— TO DO —
Repeat every entry in the listing below, exactly.

^^^^

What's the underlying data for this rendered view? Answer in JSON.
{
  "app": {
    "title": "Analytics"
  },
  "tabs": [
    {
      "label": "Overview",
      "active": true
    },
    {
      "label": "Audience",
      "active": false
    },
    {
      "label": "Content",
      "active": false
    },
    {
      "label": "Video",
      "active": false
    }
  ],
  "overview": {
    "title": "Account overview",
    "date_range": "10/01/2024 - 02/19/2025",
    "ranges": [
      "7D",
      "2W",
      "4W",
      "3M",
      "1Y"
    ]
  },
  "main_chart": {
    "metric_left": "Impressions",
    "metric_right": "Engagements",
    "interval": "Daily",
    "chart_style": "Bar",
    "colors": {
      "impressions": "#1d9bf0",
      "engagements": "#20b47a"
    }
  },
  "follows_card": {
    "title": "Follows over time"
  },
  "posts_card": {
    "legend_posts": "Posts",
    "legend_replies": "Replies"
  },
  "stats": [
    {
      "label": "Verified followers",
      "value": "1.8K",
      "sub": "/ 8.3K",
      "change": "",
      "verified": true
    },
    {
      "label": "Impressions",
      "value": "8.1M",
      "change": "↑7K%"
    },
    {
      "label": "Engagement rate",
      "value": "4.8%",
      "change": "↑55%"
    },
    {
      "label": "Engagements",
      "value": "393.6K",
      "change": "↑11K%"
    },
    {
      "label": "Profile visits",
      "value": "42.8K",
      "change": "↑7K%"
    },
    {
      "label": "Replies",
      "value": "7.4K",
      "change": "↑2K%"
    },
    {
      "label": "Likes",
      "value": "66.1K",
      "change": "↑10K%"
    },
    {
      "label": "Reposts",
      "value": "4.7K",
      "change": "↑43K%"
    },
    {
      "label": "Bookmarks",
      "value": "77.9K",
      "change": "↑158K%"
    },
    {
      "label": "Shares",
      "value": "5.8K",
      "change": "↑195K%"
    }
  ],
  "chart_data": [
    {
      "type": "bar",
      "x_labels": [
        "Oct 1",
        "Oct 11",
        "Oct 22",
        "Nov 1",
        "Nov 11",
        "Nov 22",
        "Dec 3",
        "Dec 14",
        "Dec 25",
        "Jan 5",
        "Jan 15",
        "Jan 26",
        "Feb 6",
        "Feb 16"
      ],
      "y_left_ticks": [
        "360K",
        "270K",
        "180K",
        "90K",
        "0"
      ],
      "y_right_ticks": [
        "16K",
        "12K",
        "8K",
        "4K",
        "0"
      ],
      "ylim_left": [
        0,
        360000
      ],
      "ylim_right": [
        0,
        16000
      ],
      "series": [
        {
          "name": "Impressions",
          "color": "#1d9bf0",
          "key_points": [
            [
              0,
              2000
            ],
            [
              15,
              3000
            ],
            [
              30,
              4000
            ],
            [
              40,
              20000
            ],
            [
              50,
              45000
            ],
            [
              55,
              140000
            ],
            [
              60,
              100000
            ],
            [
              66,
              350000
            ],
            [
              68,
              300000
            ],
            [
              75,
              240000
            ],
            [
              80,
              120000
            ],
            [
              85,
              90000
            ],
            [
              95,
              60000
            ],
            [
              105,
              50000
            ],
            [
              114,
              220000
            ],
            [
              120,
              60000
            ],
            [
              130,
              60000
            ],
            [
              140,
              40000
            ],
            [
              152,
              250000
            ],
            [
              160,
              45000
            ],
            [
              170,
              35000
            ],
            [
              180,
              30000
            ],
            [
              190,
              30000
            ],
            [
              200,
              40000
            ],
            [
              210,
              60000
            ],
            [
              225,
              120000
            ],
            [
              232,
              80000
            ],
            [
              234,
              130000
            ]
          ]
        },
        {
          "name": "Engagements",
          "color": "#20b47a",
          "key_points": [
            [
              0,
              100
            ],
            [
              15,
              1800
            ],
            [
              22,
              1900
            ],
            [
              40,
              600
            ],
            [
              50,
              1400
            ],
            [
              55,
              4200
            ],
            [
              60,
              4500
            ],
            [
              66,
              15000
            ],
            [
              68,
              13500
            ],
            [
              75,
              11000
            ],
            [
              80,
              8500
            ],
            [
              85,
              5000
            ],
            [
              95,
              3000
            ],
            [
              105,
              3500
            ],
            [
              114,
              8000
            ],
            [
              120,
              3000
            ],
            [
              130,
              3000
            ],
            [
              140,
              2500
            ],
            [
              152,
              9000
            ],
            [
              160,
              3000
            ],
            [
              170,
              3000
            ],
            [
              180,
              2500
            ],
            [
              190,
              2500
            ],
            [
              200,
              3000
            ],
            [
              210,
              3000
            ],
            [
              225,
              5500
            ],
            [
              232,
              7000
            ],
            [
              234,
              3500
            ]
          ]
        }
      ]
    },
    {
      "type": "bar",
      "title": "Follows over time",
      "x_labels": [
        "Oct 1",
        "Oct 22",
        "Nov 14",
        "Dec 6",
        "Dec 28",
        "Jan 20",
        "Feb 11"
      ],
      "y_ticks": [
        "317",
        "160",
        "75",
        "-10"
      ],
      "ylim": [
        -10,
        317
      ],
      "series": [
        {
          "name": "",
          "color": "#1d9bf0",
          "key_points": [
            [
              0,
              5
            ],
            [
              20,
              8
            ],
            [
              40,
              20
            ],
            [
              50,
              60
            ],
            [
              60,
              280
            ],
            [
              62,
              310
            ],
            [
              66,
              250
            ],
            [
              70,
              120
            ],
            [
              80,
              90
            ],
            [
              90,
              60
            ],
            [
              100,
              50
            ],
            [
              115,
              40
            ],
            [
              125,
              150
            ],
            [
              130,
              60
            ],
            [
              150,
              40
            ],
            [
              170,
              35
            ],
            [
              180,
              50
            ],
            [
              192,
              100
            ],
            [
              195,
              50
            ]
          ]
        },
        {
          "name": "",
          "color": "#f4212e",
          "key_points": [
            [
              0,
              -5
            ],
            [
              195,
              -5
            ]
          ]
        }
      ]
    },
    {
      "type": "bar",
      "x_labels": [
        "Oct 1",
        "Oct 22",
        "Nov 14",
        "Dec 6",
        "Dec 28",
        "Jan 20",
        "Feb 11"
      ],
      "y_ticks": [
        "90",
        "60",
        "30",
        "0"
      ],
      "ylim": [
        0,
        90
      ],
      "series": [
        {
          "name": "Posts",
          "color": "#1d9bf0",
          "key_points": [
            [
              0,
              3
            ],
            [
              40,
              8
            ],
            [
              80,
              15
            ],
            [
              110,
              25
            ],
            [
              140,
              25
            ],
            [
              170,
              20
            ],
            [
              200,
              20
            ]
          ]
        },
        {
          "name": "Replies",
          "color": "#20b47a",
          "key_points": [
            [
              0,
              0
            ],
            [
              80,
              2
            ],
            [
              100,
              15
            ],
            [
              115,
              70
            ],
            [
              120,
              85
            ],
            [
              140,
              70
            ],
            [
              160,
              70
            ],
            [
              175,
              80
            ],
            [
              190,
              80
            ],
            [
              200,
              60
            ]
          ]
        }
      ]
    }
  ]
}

^^^^

— WRITTEN RESPONSE —
What's the underlying data for this rendered view? Answer in JSON.
{
  "app": {
    "title": "Analytics"
  },
  "tabs": [
    {
      "label": "Overview",
      "active": true
    },
    {
      "label": "Audience",
      "active": false
    },
    {
      "label": "Content",
      "active": false
    },
    {
      "label": "Video",
      "active": false
    }
  ],
  "overview": {
    "title": "Account overview",
    "date_range": "10/01/2024 - 02/19/2025",
    "ranges": [
      "7D",
      "2W",
      "4W",
      "3M",
      "1Y"
    ]
  },
  "main_chart": {
    "metric_left": "Impressions",
    "metric_right": "Engagements",
    "interval": "Daily",
    "chart_style": "Bar",
    "colors": {
      "impressions": "#1d9bf0",
      "engagements": "#20b47a"
    }
  },
  "follows_card": {
    "title": "Follows over time"
  },
  "posts_card": {
    "legend_posts": "Posts",
    "legend_replies": "Replies"
  },
  "stats": [
    {
      "label": "Verified followers",
      "value": "1.8K",
      "sub": "/ 8.3K",
      "change": "",
      "verified": true
    },
    {
      "label": "Impressions",
      "value": "8.1M",
      "change": "↑7K%"
    },
    {
      "label": "Engagement rate",
      "value": "4.8%",
      "change": "↑55%"
    },
    {
      "label": "Engagements",
      "value": "393.6K",
      "change": "↑11K%"
    },
    {
      "label": "Profile visits",
      "value": "42.8K",
      "change": "↑7K%"
    },
    {
      "label": "Replies",
      "value": "7.4K",
      "change": "↑2K%"
    },
    {
      "label": "Likes",
      "value": "66.1K",
      "change": "↑10K%"
    },
    {
      "label": "Reposts",
      "value": "4.7K",
      "change": "↑43K%"
    },
    {
      "label": "Bookmarks",
      "value": "77.9K",
      "change": "↑158K%"
    },
    {
      "label": "Shares",
      "value": "5.8K",
      "change": "↑195K%"
    }
  ],
  "chart_data": [
    {
      "type": "bar",
      "x_labels": [
        "Oct 1",
        "Oct 11",
        "Oct 22",
        "Nov 1",
        "Nov 11",
        "Nov 22",
        "Dec 3",
        "Dec 14",
        "Dec 25",
        "Jan 5",
        "Jan 15",
        "Jan 26",
        "Feb 6",
        "Feb 16"
      ],
      "y_left_ticks": [
        "360K",
        "270K",
        "180K",
        "90K",
        "0"
      ],
      "y_right_ticks": [
        "16K",
        "12K",
        "8K",
        "4K",
        "0"
      ],
      "ylim_left": [
        0,
        360000
      ],
      "ylim_right": [
        0,
        16000
      ],
      "series": [
        {
          "name": "Impressions",
          "color": "#1d9bf0",
          "key_points": [
            [
              0,
              2000
            ],
            [
              15,
              3000
            ],
            [
              30,
              4000
            ],
            [
              40,
              20000
            ],
            [
              50,
              45000
            ],
            [
              55,
              140000
            ],
            [
              60,
              100000
            ],
            [
              66,
              350000
            ],
            [
              68,
              300000
            ],
            [
              75,
              240000
            ],
            [
              80,
              120000
            ],
            [
              85,
              90000
            ],
            [
              95,
              60000
            ],
            [
              105,
              50000
            ],
            [
              114,
              220000
            ],
            [
              120,
              60000
            ],
            [
              130,
              60000
            ],
            [
              140,
              40000
            ],
            [
              152,
              250000
            ],
            [
              160,
              45000
            ],
            [
              170,
              35000
            ],
            [
              180,
              30000
            ],
            [
              190,
              30000
            ],
            [
              200,
              40000
            ],
            [
              210,
              60000
            ],
            [
              225,
              120000
            ],
            [
              232,
              80000
            ],
            [
              234,
              130000
            ]
          ]
        },
        {
          "name": "Engagements",
          "color": "#20b47a",
          "key_points": [
            [
              0,
              100
            ],
            [
              15,
              1800
            ],
            [
              22,
              1900
            ],
            [
              40,
              600
            ],
            [
              50,
              1400
            ],
            [
              55,
              4200
            ],
            [
              60,
              4500
            ],
            [
              66,
              15000
            ],
            [
              68,
              13500
            ],
            [
              75,
              11000
            ],
            [
              80,
              8500
            ],
            [
              85,
              5000
            ],
            [
              95,
              3000
            ],
            [
              105,
              3500
            ],
            [
              114,
              8000
            ],
            [
              120,
              3000
            ],
            [
              130,
              3000
            ],
            [
              140,
              2500
            ],
            [
              152,
              9000
            ],
            [
              160,
              3000
            ],
            [
              170,
              3000
            ],
            [
              180,
              2500
            ],
            [
              190,
              2500
            ],
            [
              200,
              3000
            ],
            [
              210,
              3000
            ],
            [
              225,
              5500
            ],
            [
              232,
              7000
            ],
            [
              234,
              3500
            ]
          ]
        }
      ]
    },
    {
      "type": "bar",
      "title": "Follows over time",
      "x_labels": [
        "Oct 1",
        "Oct 22",
        "Nov 14",
        "Dec 6",
        "Dec 28",
        "Jan 20",
        "Feb 11"
      ],
      "y_ticks": [
        "317",
        "160",
        "75",
        "-10"
      ],
      "ylim": [
        -10,
        317
      ],
      "series": [
        {
          "name": "",
          "color": "#1d9bf0",
          "key_points": [
            [
              0,
              5
            ],
            [
              20,
              8
            ],
            [
              40,
              20
            ],
            [
              50,
              60
            ],
            [
              60,
              280
            ],
            [
              62,
              310
            ],
            [
              66,
              250
            ],
            [
              70,
              120
            ],
            [
              80,
              90
            ],
            [
              90,
              60
            ],
            [
              100,
              50
            ],
            [
              115,
              40
            ],
            [
              125,
              150
            ],
            [
              130,
              60
            ],
            [
              150,
              40
            ],
            [
              170,
              35
            ],
            [
              180,
              50
            ],
            [
              192,
              100
            ],
            [
              195,
              50
            ]
          ]
        },
        {
          "name": "",
          "color": "#f4212e",
          "key_points": [
            [
              0,
              -5
            ],
            [
              195,
              -5
            ]
          ]
        }
      ]
    },
    {
      "type": "bar",
      "x_labels": [
        "Oct 1",
        "Oct 22",
        "Nov 14",
        "Dec 6",
        "Dec 28",
        "Jan 20",
        "Feb 11"
      ],
      "y_ticks": [
        "90",
        "60",
        "30",
        "0"
      ],
      "ylim": [
        0,
        90
      ],
      "series": [
        {
          "name": "Posts",
          "color": "#1d9bf0",
          "key_points": [
            [
              0,
              3
            ],
            [
              40,
              8
            ],
            [
              80,
              15
            ],
            [
              110,
              25
            ],
            [
              140,
              25
            ],
            [
              170,
              20
            ],
            [
              200,
              20
            ]
          ]
        },
        {
          "name": "Replies",
          "color": "#20b47a",
          "key_points": [
            [
              0,
              0
            ],
            [
              80,
              2
            ],
            [
              100,
              15
            ],
            [
              115,
              70
            ],
            [
              120,
              85
            ],
            [
              140,
              70
            ],
            [
              160,
              70
            ],
            [
              175,
              80
            ],
            [
              190,
              80
            ],
            [
              200,
              60
            ]
          ]
        }
      ]
    }
  ]
}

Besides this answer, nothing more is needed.